## [PROBLEM DETAILS]
Rewrite the lines of data from the one containing "Find all labels, buttons, inputs, and" through the one containing "470, 401, 484)", changing "reasoning" to "thinking" and leaving everything else unchanged.

#####

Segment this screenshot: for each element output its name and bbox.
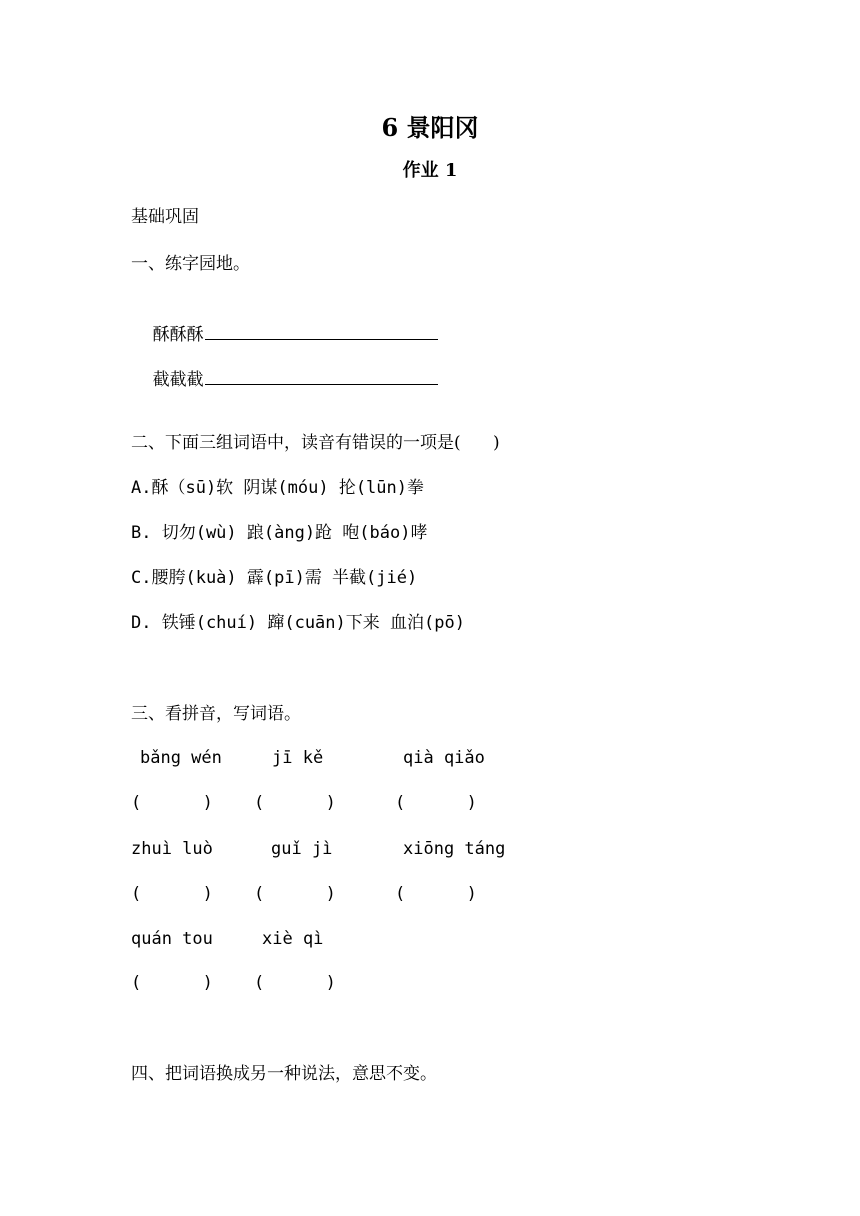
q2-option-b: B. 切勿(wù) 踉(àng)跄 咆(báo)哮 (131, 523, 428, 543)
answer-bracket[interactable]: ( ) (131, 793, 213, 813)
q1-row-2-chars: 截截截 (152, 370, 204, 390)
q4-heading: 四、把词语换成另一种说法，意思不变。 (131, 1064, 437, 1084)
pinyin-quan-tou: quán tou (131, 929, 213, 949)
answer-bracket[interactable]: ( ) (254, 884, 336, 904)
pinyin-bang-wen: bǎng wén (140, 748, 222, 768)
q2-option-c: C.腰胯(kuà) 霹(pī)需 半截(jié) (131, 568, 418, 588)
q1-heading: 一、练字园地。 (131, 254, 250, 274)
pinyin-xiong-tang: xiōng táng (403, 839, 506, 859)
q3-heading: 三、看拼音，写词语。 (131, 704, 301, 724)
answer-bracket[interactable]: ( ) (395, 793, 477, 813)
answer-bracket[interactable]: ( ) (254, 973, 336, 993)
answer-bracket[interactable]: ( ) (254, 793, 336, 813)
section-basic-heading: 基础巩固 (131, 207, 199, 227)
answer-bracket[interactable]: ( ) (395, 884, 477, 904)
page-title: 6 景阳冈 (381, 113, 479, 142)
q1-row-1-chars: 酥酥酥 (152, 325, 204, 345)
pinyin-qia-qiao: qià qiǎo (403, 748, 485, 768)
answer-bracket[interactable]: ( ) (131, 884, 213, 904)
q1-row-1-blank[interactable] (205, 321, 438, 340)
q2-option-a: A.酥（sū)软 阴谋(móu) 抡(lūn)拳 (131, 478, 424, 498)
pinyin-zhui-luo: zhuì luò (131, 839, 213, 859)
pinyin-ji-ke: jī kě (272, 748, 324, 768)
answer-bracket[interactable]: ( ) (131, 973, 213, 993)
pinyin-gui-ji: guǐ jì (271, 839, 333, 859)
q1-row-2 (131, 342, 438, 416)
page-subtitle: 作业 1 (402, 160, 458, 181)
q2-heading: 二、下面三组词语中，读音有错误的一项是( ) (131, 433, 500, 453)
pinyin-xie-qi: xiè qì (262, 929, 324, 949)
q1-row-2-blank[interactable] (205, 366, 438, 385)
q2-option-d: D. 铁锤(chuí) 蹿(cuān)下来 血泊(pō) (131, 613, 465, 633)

#####

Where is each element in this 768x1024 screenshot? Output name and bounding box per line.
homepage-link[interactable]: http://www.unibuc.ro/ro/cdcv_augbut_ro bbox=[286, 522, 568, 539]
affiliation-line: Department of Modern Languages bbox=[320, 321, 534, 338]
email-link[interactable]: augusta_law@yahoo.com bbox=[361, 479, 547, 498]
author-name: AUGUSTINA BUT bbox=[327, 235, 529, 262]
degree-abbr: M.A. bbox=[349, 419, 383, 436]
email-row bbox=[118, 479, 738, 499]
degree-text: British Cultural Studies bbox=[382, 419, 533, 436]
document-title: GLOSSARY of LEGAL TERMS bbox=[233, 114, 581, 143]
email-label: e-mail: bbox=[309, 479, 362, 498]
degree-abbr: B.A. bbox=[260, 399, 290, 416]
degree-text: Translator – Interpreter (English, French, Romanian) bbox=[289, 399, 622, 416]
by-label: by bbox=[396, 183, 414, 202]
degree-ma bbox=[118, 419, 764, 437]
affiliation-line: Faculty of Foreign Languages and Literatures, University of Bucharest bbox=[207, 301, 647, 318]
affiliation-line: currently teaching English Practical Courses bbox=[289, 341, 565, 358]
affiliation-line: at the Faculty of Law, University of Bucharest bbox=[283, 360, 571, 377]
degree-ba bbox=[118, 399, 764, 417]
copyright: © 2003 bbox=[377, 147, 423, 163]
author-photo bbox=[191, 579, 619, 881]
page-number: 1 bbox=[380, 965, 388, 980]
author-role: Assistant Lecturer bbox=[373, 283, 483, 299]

#####

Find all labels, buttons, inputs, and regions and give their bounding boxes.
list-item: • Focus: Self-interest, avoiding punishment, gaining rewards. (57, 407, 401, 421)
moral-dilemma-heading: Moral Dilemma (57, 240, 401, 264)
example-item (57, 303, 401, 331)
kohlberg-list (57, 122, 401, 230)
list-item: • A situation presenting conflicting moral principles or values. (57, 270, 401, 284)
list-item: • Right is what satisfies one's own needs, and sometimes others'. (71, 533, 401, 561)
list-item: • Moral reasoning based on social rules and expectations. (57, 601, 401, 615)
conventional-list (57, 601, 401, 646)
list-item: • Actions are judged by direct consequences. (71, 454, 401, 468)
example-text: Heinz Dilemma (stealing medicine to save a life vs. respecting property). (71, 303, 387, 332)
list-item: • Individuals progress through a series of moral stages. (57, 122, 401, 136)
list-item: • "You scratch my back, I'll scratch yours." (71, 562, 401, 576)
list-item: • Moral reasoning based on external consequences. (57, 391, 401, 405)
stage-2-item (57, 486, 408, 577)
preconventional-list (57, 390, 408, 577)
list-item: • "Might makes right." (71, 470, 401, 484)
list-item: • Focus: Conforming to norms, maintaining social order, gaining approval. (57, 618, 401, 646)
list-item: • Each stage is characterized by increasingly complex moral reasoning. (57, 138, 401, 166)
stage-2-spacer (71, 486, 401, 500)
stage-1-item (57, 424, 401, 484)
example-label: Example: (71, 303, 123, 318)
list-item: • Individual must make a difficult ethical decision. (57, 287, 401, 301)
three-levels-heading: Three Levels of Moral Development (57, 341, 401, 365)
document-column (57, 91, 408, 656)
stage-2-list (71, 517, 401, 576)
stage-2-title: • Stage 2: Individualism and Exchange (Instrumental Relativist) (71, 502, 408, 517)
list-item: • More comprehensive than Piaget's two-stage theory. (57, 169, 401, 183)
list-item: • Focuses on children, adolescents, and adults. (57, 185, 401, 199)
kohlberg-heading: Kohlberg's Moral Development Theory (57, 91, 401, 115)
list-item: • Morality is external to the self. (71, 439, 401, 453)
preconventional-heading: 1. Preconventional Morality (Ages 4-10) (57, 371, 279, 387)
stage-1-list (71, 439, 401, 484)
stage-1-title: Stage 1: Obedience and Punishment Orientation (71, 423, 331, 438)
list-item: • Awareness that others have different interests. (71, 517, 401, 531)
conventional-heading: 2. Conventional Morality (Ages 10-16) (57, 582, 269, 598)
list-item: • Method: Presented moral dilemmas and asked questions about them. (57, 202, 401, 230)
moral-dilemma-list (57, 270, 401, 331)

#####

## [EXERCISE OUTPUT]
Find all labels, buttons, inputs, and regions and give their bounding boxes.
list-item: • Focus: Self-interest, avoiding punishment, gaining rewards. (57, 407, 401, 421)
moral-dilemma-heading: Moral Dilemma (57, 240, 401, 264)
example-item (57, 303, 401, 331)
kohlberg-list (57, 122, 401, 230)
list-item: • A situation presenting conflicting moral principles or values. (57, 270, 401, 284)
list-item: • Right is what satisfies one's own needs, and sometimes others'. (71, 533, 401, 561)
list-item: • Moral thinking based on social rules and expectations. (57, 601, 401, 615)
conventional-list (57, 601, 401, 646)
list-item: • Actions are judged by direct consequences. (71, 454, 401, 468)
example-text: Heinz Dilemma (stealing medicine to save a life vs. respecting property). (71, 303, 387, 332)
list-item: • Individuals progress through a series of moral stages. (57, 122, 401, 136)
list-item: • "You scratch my back, I'll scratch yours." (71, 562, 401, 576)
list-item: • Moral thinking based on external consequences. (57, 391, 401, 405)
stage-2-item (57, 486, 408, 577)
preconventional-list (57, 390, 408, 577)
list-item: • "Might makes right." (71, 470, 401, 484)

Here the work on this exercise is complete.